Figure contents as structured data
****

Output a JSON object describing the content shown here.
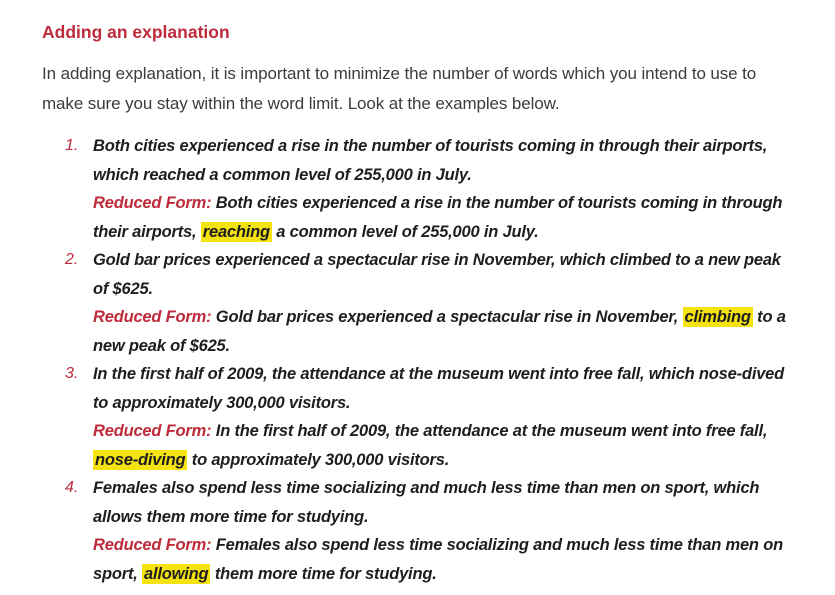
{
  "page": {
    "title": "Adding an explanation",
    "intro": "In adding explanation, it is important to minimize the number of words which you intend to use to make sure you stay within the word limit. Look at the examples below."
  },
  "colors": {
    "accent_red": "#BE2B3B",
    "highlight_yellow": "#F5E211",
    "body_text": "#3C3C3C",
    "list_text": "#1E1E1E",
    "background": "#FFFFFF"
  },
  "list": {
    "items": [
      {
        "number": "1.",
        "original": "Both cities experienced a rise in the number of tourists coming in through their airports, which reached a common level of 255,000 in July.",
        "reduced_label": "Reduced Form:",
        "reduced_before": " Both cities experienced a rise in the number of tourists coming in through their airports, ",
        "highlight": "reaching",
        "reduced_after": " a common level of 255,000 in July."
      },
      {
        "number": "2.",
        "original": "Gold bar prices experienced a spectacular rise in November, which climbed to a new peak of $625.",
        "reduced_label": "Reduced Form:",
        "reduced_before": " Gold bar prices experienced a spectacular rise in November, ",
        "highlight": "climbing",
        "reduced_after": " to a new peak of $625."
      },
      {
        "number": "3.",
        "original": "In the first half of 2009, the attendance at the museum went into free fall, which nose-dived to approximately 300,000 visitors.",
        "reduced_label": "Reduced Form:",
        "reduced_before": " In the first half of 2009, the attendance at the museum went into free fall, ",
        "highlight": "nose-diving",
        "reduced_after": " to approximately 300,000 visitors."
      },
      {
        "number": "4.",
        "original": "Females also spend less time socializing and much less time than men on sport, which allows them more time for studying.",
        "reduced_label": "Reduced Form:",
        "reduced_before": " Females also spend less time socializing and much less time than men on sport, ",
        "highlight": "allowing",
        "reduced_after": " them more time for studying."
      }
    ]
  }
}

****

=== Aim of the exercise ===
Copy the data character for character, but drop all pictures from the copy.

=== Exercise answer ===
Output a JSON object describing the content shown here.
{
  "page": {
    "title": "Adding an explanation",
    "intro": "In adding explanation, it is important to minimize the number of words which you intend to use to make sure you stay within the word limit. Look at the examples below."
  },
  "colors": {
    "accent_red": "#BE2B3B",
    "highlight_yellow": "#F5E211",
    "body_text": "#3C3C3C",
    "list_text": "#1E1E1E",
    "background": "#FFFFFF"
  },
  "list": {
    "items": [
      {
        "number": "1.",
        "original": "Both cities experienced a rise in the number of tourists coming in through their airports, which reached a common level of 255,000 in July.",
        "reduced_label": "Reduced Form:",
        "reduced_before": " Both cities experienced a rise in the number of tourists coming in through their airports, ",
        "highlight": "reaching",
        "reduced_after": " a common level of 255,000 in July."
      },
      {
        "number": "2.",
        "original": "Gold bar prices experienced a spectacular rise in November, which climbed to a new peak of $625.",
        "reduced_label": "Reduced Form:",
        "reduced_before": " Gold bar prices experienced a spectacular rise in November, ",
        "highlight": "climbing",
        "reduced_after": " to a new peak of $625."
      },
      {
        "number": "3.",
        "original": "In the first half of 2009, the attendance at the museum went into free fall, which nose-dived to approximately 300,000 visitors.",
        "reduced_label": "Reduced Form:",
        "reduced_before": " In the first half of 2009, the attendance at the museum went into free fall, ",
        "highlight": "nose-diving",
        "reduced_after": " to approximately 300,000 visitors."
      },
      {
        "number": "4.",
        "original": "Females also spend less time socializing and much less time than men on sport, which allows them more time for studying.",
        "reduced_label": "Reduced Form:",
        "reduced_before": " Females also spend less time socializing and much less time than men on sport, ",
        "highlight": "allowing",
        "reduced_after": " them more time for studying."
      }
    ]
  }
}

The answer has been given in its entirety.